## Job
Return the full listing exactly as it is written.
****
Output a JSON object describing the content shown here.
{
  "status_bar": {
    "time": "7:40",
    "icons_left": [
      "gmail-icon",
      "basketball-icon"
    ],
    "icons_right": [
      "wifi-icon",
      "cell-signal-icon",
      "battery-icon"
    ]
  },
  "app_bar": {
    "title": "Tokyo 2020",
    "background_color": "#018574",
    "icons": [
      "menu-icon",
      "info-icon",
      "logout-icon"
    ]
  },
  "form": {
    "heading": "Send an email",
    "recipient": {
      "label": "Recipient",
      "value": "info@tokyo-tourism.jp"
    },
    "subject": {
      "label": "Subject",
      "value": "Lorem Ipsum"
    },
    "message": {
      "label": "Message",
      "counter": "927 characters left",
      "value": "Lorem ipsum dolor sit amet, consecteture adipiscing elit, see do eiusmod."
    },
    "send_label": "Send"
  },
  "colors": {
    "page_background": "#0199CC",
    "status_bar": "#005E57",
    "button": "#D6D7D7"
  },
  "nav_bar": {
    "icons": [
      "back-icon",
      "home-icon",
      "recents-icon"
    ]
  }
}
****
## In response
Output a JSON object describing the content shown here.
{
  "status_bar": {
    "time": "7:40",
    "icons_left": [
      "gmail-icon",
      "basketball-icon"
    ],
    "icons_right": [
      "wifi-icon",
      "cell-signal-icon",
      "battery-icon"
    ]
  },
  "app_bar": {
    "title": "Tokyo 2020",
    "background_color": "#018574",
    "icons": [
      "menu-icon",
      "info-icon",
      "logout-icon"
    ]
  },
  "form": {
    "heading": "Send an email",
    "recipient": {
      "label": "Recipient",
      "value": "info@tokyo-tourism.jp"
    },
    "subject": {
      "label": "Subject",
      "value": "Lorem Ipsum"
    },
    "message": {
      "label": "Message",
      "counter": "927 characters left",
      "value": "Lorem ipsum dolor sit amet, consecteture adipiscing elit, see do eiusmod."
    },
    "send_label": "Send"
  },
  "colors": {
    "page_background": "#0199CC",
    "status_bar": "#005E57",
    "button": "#D6D7D7"
  },
  "nav_bar": {
    "icons": [
      "back-icon",
      "home-icon",
      "recents-icon"
    ]
  }
}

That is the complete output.